THE DATA:
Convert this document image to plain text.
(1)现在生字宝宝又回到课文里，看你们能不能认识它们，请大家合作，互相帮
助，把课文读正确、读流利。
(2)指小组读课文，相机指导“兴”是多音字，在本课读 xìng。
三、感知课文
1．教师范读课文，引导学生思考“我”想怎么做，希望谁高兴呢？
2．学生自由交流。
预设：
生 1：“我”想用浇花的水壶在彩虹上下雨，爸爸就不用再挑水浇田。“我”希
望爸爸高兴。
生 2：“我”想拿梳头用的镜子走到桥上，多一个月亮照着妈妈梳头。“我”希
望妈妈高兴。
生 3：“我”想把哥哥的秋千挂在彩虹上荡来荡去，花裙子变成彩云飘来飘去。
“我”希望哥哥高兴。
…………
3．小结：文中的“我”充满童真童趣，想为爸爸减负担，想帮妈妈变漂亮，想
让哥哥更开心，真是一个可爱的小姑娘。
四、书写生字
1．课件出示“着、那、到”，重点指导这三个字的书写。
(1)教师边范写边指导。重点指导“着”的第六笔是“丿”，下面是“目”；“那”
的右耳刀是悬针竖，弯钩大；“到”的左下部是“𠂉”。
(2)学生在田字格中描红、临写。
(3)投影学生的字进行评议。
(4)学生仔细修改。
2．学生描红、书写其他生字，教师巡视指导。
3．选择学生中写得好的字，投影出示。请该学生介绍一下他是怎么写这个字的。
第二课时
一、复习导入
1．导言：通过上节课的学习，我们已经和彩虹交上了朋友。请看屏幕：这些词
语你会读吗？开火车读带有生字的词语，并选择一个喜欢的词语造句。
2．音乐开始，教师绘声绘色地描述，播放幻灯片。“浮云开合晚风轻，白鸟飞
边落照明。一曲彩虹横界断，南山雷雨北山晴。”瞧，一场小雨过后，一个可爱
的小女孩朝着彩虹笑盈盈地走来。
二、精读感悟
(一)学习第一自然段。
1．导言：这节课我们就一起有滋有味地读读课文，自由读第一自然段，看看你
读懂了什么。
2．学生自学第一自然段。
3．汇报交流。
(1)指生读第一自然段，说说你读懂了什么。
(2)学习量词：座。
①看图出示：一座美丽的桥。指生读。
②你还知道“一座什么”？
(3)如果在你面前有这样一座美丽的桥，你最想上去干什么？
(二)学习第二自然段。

PROBLEM STATEMENT:
Type the material above out again, exactly.

TASK SOLUTION:
Convert this document image to plain text.
(1)现在生字宝宝又回到课文里，看你们能不能认识它们，请大家合作，互相帮
助，把课文读正确、读流利。
(2)指小组读课文，相机指导“兴”是多音字，在本课读 xìng。
三、感知课文
1．教师范读课文，引导学生思考“我”想怎么做，希望谁高兴呢？
2．学生自由交流。
预设：
生 1：“我”想用浇花的水壶在彩虹上下雨，爸爸就不用再挑水浇田。“我”希
望爸爸高兴。
生 2：“我”想拿梳头用的镜子走到桥上，多一个月亮照着妈妈梳头。“我”希
望妈妈高兴。
生 3：“我”想把哥哥的秋千挂在彩虹上荡来荡去，花裙子变成彩云飘来飘去。
“我”希望哥哥高兴。
…………
3．小结：文中的“我”充满童真童趣，想为爸爸减负担，想帮妈妈变漂亮，想
让哥哥更开心，真是一个可爱的小姑娘。
四、书写生字
1．课件出示“着、那、到”，重点指导这三个字的书写。
(1)教师边范写边指导。重点指导“着”的第六笔是“丿”，下面是“目”；“那”
的右耳刀是悬针竖，弯钩大；“到”的左下部是“𠂉”。
(2)学生在田字格中描红、临写。
(3)投影学生的字进行评议。
(4)学生仔细修改。
2．学生描红、书写其他生字，教师巡视指导。
3．选择学生中写得好的字，投影出示。请该学生介绍一下他是怎么写这个字的。
第二课时
一、复习导入
1．导言：通过上节课的学习，我们已经和彩虹交上了朋友。请看屏幕：这些词
语你会读吗？开火车读带有生字的词语，并选择一个喜欢的词语造句。
2．音乐开始，教师绘声绘色地描述，播放幻灯片。“浮云开合晚风轻，白鸟飞
边落照明。一曲彩虹横界断，南山雷雨北山晴。”瞧，一场小雨过后，一个可爱
的小女孩朝着彩虹笑盈盈地走来。
二、精读感悟
(一)学习第一自然段。
1．导言：这节课我们就一起有滋有味地读读课文，自由读第一自然段，看看你
读懂了什么。
2．学生自学第一自然段。
3．汇报交流。
(1)指生读第一自然段，说说你读懂了什么。
(2)学习量词：座。
①看图出示：一座美丽的桥。指生读。
②你还知道“一座什么”？
(3)如果在你面前有这样一座美丽的桥，你最想上去干什么？
(二)学习第二自然段。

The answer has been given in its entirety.